[WHAT IS NEEDED]: What lines of the data hold the string "three"? Pull each one out.

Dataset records
___

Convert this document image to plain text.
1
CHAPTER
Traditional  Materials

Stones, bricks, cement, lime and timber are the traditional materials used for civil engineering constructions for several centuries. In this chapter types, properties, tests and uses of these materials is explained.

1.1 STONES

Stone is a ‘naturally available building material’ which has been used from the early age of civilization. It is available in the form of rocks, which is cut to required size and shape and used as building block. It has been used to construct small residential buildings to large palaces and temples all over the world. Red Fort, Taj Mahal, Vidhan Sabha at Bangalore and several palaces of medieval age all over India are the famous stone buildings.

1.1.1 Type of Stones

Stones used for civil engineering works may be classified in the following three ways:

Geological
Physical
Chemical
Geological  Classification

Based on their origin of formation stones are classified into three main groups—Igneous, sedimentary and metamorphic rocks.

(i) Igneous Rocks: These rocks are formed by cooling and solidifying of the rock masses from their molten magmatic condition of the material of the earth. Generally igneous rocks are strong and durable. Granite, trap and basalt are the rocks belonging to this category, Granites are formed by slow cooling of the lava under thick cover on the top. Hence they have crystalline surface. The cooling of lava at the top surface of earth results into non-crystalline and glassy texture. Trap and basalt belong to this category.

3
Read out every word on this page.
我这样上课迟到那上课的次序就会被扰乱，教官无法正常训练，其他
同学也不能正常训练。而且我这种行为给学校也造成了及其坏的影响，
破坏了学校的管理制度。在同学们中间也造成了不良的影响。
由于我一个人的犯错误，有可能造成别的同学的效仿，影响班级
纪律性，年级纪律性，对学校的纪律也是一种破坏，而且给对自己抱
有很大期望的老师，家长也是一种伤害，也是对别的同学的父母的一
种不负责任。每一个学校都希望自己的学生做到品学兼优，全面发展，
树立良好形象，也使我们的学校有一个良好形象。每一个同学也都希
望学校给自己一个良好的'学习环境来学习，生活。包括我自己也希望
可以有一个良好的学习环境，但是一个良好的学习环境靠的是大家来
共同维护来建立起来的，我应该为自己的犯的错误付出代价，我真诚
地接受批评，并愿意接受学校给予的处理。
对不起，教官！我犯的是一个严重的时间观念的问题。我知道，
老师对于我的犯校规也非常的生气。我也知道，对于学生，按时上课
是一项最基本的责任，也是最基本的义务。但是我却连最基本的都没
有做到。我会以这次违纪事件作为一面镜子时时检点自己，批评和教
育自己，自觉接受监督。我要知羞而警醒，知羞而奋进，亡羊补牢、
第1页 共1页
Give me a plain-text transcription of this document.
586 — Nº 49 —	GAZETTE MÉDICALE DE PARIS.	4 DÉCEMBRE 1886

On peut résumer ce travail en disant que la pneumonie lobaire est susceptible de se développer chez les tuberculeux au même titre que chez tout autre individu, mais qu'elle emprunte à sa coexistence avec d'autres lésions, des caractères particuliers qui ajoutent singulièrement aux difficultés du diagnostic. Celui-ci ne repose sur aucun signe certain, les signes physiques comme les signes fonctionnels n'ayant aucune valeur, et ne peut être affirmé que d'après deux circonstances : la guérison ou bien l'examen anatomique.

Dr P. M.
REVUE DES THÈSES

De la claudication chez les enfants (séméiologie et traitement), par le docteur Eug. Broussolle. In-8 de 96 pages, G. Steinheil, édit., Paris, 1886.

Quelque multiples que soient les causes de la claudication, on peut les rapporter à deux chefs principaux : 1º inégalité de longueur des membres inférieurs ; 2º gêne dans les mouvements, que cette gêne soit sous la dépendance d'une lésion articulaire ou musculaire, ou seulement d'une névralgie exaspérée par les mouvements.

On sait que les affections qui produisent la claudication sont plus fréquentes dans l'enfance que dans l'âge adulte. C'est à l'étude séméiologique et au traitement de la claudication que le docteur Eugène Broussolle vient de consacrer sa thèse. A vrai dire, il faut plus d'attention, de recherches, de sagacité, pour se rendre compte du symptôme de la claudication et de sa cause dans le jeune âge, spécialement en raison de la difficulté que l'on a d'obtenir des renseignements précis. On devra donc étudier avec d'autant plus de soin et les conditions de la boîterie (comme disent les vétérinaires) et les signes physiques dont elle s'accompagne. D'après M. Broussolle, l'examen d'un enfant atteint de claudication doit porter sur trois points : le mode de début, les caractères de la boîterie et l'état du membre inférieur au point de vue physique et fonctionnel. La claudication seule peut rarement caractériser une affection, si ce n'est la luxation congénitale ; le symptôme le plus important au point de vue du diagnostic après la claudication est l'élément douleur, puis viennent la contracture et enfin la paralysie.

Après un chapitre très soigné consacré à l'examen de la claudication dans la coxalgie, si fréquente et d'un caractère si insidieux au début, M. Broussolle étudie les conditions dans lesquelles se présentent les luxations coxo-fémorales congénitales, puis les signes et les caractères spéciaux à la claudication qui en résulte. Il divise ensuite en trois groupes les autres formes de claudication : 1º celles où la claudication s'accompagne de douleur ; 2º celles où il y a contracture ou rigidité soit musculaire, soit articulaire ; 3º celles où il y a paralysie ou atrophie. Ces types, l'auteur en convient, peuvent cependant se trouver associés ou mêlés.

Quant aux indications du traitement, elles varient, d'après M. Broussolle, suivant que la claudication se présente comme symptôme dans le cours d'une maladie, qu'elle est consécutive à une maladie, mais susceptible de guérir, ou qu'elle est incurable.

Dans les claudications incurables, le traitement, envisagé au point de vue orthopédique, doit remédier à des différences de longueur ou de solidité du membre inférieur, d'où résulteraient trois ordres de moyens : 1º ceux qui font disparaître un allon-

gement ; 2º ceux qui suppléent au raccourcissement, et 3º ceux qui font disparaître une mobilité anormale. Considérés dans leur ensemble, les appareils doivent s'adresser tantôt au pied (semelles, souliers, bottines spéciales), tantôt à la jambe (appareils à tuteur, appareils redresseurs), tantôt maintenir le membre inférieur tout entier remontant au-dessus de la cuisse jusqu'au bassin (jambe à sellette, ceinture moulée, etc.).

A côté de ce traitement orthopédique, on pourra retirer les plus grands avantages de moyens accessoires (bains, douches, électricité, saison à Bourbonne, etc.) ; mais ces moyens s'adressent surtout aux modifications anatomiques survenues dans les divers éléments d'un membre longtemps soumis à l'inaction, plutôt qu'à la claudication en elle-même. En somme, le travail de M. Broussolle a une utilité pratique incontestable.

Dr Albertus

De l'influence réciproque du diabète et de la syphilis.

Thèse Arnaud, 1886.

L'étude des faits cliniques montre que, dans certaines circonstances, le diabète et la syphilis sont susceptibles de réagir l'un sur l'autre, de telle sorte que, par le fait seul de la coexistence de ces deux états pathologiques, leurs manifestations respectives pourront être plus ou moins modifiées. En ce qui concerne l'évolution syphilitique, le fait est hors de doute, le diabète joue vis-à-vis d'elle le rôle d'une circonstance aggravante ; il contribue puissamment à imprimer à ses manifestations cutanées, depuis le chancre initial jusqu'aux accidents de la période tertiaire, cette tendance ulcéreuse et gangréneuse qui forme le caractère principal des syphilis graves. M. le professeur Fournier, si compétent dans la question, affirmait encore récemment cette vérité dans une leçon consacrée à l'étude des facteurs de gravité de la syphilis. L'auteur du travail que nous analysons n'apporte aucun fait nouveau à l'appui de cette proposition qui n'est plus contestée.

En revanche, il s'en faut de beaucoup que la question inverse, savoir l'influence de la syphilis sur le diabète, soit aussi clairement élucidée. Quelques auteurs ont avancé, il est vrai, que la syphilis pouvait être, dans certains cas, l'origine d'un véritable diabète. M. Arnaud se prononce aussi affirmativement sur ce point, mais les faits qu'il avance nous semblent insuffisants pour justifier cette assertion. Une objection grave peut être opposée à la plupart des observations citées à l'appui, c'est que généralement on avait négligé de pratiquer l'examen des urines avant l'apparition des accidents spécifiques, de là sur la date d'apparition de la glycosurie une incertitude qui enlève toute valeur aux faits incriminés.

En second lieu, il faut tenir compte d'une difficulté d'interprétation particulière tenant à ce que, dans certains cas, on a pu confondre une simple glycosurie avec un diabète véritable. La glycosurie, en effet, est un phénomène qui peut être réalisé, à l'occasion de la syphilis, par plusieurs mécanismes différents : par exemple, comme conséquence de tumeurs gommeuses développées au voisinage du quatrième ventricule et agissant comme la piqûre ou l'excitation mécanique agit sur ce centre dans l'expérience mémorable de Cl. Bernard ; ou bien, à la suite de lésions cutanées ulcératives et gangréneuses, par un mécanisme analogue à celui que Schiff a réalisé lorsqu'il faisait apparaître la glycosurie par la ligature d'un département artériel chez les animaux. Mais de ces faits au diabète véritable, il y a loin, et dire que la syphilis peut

___

[SOLVED PROBLEM]:
Stones used for civil engineering works may be classified in the following three ways:
Based on their origin of formation stones are classified into three main groups—Igneous, sedimentary and metamorphic rocks.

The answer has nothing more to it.